* Start Records supplied *

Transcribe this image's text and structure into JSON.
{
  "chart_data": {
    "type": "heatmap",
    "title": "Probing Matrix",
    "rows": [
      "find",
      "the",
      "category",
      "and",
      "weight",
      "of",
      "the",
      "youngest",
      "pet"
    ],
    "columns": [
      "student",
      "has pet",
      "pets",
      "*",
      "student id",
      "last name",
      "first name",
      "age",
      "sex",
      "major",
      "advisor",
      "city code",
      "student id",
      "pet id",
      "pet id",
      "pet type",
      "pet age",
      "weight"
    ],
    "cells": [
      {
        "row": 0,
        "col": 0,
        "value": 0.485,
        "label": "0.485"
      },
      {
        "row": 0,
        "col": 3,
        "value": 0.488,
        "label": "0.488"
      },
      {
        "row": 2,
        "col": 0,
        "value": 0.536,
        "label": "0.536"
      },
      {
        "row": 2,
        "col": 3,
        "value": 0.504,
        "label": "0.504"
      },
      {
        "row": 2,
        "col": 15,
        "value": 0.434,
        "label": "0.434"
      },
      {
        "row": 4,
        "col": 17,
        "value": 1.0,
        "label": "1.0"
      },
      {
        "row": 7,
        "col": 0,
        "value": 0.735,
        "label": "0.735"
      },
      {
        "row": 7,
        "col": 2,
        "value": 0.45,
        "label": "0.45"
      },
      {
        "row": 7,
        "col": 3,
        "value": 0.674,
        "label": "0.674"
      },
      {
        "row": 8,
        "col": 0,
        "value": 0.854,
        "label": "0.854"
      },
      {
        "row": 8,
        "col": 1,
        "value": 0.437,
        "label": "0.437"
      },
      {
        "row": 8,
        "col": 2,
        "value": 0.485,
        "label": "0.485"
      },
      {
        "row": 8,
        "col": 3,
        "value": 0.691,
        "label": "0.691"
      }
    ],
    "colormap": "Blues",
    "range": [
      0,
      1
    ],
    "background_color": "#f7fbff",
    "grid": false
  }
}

* End Records supplied *

Aim = Return all of the entries word for word.

Solved exercise =
Transcribe this image's text and structure into JSON.
{
  "chart_data": {
    "type": "heatmap",
    "title": "Probing Matrix",
    "rows": [
      "find",
      "the",
      "category",
      "and",
      "weight",
      "of",
      "the",
      "youngest",
      "pet"
    ],
    "columns": [
      "student",
      "has pet",
      "pets",
      "*",
      "student id",
      "last name",
      "first name",
      "age",
      "sex",
      "major",
      "advisor",
      "city code",
      "student id",
      "pet id",
      "pet id",
      "pet type",
      "pet age",
      "weight"
    ],
    "cells": [
      {
        "row": 0,
        "col": 0,
        "value": 0.485,
        "label": "0.485"
      },
      {
        "row": 0,
        "col": 3,
        "value": 0.488,
        "label": "0.488"
      },
      {
        "row": 2,
        "col": 0,
        "value": 0.536,
        "label": "0.536"
      },
      {
        "row": 2,
        "col": 3,
        "value": 0.504,
        "label": "0.504"
      },
      {
        "row": 2,
        "col": 15,
        "value": 0.434,
        "label": "0.434"
      },
      {
        "row": 4,
        "col": 17,
        "value": 1.0,
        "label": "1.0"
      },
      {
        "row": 7,
        "col": 0,
        "value": 0.735,
        "label": "0.735"
      },
      {
        "row": 7,
        "col": 2,
        "value": 0.45,
        "label": "0.45"
      },
      {
        "row": 7,
        "col": 3,
        "value": 0.674,
        "label": "0.674"
      },
      {
        "row": 8,
        "col": 0,
        "value": 0.854,
        "label": "0.854"
      },
      {
        "row": 8,
        "col": 1,
        "value": 0.437,
        "label": "0.437"
      },
      {
        "row": 8,
        "col": 2,
        "value": 0.485,
        "label": "0.485"
      },
      {
        "row": 8,
        "col": 3,
        "value": 0.691,
        "label": "0.691"
      }
    ],
    "colormap": "Blues",
    "range": [
      0,
      1
    ],
    "background_color": "#f7fbff",
    "grid": false
  }
}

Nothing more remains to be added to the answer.